== Direction ==
Pull out all lines from the listing below in which the word "name" appears.

::: Entries provided

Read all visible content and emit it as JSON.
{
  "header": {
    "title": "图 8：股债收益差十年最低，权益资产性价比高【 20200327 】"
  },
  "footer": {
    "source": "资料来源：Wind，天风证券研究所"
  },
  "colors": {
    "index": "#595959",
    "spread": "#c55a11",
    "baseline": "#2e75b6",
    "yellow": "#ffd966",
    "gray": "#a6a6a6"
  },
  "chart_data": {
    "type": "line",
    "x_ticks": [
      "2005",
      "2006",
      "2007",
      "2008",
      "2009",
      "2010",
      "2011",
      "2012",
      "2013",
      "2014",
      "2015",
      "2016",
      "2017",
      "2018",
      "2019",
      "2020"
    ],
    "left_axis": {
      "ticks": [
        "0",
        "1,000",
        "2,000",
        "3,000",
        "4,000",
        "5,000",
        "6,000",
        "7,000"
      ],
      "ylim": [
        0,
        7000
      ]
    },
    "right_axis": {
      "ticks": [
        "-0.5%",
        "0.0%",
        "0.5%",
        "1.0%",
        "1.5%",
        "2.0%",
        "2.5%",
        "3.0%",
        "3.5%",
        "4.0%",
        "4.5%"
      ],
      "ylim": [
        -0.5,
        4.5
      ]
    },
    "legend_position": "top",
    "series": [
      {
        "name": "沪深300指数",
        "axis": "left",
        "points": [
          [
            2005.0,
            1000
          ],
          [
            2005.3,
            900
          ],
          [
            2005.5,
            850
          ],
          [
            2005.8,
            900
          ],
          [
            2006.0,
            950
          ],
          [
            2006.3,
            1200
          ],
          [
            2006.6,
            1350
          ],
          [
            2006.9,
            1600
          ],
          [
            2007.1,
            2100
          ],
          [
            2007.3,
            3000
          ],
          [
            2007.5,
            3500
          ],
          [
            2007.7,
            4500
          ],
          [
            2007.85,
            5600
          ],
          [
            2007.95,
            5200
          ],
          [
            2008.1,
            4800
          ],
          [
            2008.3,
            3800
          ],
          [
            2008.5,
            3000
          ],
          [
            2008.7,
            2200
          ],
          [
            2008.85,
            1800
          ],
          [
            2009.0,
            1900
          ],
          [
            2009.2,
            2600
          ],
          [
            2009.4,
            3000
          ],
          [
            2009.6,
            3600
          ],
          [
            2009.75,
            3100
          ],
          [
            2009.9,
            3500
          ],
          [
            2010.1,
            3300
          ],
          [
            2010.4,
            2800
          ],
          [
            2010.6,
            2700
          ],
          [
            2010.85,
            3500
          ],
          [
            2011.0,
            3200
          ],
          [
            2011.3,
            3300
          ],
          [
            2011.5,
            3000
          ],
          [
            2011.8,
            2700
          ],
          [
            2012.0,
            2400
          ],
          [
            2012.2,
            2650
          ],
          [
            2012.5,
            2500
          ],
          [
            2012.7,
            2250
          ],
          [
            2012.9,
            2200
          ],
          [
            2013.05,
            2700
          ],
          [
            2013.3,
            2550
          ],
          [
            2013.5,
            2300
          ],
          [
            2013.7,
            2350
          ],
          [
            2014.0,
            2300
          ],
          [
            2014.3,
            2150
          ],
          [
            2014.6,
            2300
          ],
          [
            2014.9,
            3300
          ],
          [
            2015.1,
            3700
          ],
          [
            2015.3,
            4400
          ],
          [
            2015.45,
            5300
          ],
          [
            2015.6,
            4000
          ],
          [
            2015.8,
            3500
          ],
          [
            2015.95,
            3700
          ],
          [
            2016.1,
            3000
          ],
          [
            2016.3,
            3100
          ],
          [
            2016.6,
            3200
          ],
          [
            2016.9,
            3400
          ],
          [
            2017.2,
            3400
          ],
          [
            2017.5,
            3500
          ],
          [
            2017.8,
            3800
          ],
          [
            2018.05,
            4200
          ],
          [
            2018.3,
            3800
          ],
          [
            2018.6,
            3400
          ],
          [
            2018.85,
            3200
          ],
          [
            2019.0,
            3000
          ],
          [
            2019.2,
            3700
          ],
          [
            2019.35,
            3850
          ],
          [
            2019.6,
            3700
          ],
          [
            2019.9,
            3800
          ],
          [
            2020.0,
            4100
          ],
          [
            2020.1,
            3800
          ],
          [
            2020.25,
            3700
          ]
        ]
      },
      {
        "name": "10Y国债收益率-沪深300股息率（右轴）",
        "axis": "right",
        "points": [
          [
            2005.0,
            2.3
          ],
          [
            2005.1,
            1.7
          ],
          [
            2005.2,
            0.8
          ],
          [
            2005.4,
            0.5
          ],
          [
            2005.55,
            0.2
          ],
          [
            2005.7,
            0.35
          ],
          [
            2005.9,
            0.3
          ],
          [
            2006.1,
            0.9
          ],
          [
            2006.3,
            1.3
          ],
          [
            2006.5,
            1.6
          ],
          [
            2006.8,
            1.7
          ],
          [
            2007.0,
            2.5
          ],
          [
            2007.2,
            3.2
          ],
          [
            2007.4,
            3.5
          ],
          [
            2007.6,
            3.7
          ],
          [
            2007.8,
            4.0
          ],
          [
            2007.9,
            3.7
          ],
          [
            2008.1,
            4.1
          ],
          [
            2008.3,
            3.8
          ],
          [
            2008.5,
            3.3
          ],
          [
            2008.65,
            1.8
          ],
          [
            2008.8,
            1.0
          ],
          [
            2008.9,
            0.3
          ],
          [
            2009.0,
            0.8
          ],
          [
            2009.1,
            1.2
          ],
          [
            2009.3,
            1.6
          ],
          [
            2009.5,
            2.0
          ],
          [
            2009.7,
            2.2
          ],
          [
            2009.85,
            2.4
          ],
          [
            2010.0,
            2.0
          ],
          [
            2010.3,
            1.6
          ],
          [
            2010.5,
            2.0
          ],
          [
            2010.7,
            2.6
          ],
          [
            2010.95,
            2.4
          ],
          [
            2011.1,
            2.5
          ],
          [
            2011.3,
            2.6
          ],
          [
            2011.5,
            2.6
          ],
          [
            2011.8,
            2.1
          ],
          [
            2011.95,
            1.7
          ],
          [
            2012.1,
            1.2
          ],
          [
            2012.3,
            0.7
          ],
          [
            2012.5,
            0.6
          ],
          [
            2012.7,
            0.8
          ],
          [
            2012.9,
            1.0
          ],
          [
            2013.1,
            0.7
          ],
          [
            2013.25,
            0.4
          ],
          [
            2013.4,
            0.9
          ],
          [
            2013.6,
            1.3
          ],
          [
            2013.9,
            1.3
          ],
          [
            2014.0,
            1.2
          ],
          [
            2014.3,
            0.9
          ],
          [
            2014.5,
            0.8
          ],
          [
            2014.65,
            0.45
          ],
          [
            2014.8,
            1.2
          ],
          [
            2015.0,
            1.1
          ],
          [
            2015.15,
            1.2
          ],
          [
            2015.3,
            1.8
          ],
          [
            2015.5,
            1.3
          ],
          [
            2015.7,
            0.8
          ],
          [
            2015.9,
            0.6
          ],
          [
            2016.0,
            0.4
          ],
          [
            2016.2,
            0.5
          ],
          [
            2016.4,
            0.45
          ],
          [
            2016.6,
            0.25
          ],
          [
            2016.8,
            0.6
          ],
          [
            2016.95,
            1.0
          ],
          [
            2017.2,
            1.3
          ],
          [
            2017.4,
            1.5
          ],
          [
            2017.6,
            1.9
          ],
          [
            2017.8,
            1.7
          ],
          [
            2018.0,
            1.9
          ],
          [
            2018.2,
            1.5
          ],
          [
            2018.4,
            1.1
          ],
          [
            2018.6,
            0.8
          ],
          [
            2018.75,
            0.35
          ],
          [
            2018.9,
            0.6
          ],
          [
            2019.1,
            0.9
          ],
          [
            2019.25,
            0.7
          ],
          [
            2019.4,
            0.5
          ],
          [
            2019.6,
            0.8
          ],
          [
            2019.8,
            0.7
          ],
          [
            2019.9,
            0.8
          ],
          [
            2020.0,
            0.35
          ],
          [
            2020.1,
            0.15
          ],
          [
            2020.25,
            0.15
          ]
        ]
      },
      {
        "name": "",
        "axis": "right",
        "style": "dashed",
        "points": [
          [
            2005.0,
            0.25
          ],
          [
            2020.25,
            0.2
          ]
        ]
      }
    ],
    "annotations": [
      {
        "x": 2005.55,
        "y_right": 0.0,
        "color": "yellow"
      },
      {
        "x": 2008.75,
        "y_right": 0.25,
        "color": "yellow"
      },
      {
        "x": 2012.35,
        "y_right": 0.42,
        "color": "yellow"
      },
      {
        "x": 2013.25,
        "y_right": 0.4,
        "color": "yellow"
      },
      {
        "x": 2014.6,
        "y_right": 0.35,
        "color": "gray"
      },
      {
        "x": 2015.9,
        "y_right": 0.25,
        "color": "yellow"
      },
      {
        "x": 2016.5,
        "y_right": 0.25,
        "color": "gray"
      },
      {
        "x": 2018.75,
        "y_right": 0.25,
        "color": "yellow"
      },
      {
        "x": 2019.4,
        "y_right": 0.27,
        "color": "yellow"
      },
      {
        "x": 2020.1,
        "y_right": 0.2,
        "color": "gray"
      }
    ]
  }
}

::::::

== The solution ==
        "name": "沪深300指数",
        "name": "10Y国债收益率-沪深300股息率（右轴）",
        "name": "",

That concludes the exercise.